* [What the task requires] Gather each line containing the string "along" from these entries.

----------

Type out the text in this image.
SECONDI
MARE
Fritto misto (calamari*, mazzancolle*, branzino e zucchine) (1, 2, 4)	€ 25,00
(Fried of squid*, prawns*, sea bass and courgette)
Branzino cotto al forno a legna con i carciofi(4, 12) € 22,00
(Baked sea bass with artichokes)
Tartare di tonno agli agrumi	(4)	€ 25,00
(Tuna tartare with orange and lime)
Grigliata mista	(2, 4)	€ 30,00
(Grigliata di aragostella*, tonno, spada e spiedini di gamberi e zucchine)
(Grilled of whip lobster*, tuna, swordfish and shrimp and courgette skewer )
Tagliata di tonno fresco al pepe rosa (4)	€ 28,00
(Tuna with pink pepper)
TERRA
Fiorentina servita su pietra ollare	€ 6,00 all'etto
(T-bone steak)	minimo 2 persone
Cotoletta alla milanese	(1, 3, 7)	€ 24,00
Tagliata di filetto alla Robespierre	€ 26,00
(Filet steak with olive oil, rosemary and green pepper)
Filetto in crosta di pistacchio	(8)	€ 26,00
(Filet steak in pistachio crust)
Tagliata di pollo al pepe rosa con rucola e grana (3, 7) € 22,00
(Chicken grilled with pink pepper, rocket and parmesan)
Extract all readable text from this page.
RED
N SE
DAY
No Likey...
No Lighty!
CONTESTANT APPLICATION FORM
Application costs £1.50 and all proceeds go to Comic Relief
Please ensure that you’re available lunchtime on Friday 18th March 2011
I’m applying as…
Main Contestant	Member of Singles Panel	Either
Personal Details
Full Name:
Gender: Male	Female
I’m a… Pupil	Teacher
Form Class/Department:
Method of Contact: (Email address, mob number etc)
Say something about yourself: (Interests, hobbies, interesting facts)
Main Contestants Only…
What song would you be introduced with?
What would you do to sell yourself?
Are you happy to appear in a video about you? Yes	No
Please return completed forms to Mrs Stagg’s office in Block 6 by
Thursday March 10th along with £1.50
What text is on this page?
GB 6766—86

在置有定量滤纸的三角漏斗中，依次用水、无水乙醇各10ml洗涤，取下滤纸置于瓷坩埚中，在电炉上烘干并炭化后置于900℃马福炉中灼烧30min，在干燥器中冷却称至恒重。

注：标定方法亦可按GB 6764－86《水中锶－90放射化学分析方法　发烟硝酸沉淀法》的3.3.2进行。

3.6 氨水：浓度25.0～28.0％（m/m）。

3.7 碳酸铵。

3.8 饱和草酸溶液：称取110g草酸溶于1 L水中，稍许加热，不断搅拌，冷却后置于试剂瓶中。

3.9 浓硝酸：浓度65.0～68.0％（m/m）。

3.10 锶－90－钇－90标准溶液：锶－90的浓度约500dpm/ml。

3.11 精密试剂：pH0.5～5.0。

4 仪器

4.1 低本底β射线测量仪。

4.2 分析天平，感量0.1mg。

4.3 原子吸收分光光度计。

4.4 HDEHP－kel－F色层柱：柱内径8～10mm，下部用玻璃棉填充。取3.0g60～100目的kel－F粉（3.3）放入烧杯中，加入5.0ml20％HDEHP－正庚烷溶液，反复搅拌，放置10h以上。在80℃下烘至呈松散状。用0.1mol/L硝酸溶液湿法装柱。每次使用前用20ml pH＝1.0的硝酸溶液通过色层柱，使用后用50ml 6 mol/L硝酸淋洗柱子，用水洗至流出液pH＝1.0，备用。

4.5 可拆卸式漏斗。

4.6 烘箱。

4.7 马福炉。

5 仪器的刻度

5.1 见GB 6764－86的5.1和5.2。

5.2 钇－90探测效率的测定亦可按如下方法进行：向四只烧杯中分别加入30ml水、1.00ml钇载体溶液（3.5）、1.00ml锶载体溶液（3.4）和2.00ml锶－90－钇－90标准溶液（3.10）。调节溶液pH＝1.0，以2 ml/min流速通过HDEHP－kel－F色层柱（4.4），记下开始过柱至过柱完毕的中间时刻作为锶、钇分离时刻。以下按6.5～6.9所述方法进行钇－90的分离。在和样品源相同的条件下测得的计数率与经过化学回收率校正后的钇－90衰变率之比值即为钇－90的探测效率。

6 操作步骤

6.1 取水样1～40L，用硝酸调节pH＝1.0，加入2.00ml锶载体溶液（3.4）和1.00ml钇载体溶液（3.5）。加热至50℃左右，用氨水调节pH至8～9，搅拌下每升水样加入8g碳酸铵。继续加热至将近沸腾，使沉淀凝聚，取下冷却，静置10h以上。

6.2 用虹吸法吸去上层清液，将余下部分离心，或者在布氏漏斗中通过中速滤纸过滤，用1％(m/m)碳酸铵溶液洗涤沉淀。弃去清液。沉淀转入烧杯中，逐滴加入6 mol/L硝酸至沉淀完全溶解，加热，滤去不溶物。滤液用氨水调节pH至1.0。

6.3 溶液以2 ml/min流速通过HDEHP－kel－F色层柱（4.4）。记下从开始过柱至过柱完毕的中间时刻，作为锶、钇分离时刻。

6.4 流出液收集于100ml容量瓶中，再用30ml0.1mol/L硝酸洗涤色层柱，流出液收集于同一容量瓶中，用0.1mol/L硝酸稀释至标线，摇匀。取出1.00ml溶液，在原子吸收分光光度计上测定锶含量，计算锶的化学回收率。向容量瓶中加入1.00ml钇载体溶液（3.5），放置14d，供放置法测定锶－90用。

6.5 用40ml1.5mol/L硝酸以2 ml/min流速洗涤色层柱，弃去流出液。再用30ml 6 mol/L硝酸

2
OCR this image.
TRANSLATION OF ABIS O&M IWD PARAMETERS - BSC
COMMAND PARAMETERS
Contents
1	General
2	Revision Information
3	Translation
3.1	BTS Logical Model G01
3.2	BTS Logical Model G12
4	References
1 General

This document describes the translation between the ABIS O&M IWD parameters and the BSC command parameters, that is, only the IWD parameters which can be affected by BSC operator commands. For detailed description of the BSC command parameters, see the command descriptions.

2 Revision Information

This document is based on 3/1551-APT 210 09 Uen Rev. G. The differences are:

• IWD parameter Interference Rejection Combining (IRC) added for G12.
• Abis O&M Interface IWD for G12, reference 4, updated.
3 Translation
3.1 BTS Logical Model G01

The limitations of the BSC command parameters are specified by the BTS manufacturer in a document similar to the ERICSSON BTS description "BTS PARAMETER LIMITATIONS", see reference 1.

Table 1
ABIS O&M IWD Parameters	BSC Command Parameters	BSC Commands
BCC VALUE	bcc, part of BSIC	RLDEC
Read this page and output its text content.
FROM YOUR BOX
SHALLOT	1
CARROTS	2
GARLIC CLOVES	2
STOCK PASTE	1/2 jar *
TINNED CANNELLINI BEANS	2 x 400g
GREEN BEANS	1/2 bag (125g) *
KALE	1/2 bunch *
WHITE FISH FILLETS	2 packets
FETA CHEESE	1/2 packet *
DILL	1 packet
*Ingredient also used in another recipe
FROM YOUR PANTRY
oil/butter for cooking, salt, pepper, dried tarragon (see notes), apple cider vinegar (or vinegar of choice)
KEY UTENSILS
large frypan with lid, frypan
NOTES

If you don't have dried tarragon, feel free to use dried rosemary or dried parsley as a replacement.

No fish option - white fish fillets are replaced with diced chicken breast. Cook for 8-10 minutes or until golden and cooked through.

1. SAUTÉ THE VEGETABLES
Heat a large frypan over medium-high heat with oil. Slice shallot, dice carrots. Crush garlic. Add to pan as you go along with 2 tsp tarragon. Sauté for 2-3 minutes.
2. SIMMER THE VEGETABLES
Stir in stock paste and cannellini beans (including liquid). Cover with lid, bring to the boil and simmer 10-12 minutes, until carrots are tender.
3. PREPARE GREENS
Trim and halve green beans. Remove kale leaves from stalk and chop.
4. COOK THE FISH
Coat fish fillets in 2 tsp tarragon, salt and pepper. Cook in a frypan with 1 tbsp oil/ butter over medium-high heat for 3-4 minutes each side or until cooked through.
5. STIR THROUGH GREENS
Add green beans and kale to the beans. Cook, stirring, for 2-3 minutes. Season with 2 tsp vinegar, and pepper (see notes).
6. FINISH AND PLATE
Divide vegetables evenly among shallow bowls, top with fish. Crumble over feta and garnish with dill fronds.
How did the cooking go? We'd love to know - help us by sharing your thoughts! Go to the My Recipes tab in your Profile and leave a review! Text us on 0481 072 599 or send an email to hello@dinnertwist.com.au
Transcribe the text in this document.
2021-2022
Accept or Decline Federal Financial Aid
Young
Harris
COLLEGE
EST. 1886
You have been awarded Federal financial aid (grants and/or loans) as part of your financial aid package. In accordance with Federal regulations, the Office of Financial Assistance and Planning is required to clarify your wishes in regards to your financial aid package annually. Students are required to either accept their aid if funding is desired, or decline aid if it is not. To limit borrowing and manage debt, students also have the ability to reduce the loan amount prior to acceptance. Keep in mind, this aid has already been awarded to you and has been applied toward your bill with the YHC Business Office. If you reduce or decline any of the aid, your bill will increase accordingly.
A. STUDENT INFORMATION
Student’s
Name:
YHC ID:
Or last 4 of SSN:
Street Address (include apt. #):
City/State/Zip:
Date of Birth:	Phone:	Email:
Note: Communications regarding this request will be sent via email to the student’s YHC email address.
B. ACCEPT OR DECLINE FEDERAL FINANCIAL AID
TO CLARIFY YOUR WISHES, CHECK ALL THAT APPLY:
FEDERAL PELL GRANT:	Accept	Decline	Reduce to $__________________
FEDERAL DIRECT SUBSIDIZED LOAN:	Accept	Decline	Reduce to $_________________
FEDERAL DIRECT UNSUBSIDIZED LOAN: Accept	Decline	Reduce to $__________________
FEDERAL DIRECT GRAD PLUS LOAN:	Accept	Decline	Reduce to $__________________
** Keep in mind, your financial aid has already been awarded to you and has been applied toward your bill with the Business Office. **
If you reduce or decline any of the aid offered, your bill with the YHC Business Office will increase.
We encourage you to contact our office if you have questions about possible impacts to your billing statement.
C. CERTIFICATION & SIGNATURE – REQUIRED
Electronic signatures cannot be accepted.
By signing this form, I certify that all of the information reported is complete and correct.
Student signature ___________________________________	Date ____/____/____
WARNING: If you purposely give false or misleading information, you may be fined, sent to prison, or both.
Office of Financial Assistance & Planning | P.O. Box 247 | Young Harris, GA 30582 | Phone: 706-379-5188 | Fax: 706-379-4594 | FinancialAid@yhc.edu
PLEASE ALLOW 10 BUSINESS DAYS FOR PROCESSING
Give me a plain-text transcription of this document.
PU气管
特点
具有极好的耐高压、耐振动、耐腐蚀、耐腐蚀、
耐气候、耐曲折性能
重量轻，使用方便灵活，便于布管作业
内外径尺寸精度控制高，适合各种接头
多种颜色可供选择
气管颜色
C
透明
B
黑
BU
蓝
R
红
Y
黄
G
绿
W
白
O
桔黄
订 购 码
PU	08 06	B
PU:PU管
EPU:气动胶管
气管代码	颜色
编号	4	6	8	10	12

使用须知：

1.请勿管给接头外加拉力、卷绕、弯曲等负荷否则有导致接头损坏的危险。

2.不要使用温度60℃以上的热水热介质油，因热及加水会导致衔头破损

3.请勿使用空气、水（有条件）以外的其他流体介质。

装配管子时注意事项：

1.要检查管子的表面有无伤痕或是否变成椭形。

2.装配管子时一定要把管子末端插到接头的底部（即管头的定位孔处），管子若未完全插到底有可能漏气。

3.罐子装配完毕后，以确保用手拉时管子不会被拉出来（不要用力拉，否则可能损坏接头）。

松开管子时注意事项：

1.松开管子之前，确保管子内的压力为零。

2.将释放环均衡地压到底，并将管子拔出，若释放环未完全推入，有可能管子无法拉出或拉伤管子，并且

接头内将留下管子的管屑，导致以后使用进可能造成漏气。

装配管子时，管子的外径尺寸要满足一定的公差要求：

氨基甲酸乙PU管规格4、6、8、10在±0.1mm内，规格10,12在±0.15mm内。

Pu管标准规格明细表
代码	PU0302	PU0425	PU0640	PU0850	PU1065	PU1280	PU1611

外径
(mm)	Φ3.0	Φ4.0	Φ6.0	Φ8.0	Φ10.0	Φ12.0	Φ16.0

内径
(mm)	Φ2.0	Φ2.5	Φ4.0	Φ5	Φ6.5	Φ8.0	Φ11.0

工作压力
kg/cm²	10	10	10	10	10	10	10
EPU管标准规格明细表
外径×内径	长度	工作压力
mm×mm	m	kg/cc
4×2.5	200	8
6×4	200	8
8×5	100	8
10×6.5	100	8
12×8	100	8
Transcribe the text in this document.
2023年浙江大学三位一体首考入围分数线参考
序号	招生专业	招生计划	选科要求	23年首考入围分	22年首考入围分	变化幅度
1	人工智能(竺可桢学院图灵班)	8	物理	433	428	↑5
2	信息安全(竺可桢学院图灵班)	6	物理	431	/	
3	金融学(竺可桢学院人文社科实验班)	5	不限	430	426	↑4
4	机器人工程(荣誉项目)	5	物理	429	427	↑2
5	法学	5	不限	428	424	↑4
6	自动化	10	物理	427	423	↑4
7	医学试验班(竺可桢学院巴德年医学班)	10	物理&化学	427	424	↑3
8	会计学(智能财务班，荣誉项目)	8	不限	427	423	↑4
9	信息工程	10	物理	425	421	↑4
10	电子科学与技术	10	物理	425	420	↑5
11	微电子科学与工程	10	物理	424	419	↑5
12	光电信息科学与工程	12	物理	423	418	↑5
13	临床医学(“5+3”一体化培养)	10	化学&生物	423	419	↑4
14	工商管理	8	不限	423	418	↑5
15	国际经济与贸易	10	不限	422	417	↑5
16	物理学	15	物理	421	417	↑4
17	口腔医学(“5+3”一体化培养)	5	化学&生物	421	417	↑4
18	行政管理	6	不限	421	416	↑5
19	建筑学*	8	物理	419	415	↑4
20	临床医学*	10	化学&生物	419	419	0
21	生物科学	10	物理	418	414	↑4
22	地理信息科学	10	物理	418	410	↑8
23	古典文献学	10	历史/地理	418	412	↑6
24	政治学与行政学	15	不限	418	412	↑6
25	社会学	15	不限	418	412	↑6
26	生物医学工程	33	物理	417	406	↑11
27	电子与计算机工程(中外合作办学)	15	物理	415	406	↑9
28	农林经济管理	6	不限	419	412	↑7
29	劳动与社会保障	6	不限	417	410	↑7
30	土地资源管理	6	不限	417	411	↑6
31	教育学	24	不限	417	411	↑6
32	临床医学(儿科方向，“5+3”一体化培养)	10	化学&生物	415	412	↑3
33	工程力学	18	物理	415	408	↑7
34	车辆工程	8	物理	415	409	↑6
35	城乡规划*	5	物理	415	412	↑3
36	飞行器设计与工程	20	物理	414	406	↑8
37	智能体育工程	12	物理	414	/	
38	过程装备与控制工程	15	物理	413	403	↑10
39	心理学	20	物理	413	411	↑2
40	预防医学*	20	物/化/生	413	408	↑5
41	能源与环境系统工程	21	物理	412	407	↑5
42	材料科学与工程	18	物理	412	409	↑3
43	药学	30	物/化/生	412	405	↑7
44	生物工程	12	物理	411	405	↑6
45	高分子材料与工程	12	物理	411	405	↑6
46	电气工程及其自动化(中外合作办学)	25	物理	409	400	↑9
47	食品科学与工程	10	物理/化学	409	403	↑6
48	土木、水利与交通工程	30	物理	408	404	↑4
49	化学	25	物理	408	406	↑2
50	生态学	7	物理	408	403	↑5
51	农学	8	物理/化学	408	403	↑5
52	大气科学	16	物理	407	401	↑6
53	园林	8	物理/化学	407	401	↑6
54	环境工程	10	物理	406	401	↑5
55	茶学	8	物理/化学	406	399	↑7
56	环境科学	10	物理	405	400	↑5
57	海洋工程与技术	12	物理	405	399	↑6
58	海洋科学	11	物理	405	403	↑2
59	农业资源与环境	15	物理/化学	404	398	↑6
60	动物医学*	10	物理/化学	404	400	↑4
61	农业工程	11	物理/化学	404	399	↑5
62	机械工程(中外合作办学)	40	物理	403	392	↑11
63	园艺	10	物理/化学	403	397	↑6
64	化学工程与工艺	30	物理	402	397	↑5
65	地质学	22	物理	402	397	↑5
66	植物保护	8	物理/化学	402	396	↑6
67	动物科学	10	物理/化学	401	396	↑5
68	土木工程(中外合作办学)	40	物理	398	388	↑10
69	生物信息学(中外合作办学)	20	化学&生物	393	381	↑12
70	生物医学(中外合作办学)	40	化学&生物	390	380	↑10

----------

* [Response]
Thursday March 10th along with £1.50
Heat a large frypan over medium-high heat with oil. Slice shallot, dice carrots. Crush garlic. Add to pan as you go along with 2 tsp tarragon. Sauté for 2-3 minutes.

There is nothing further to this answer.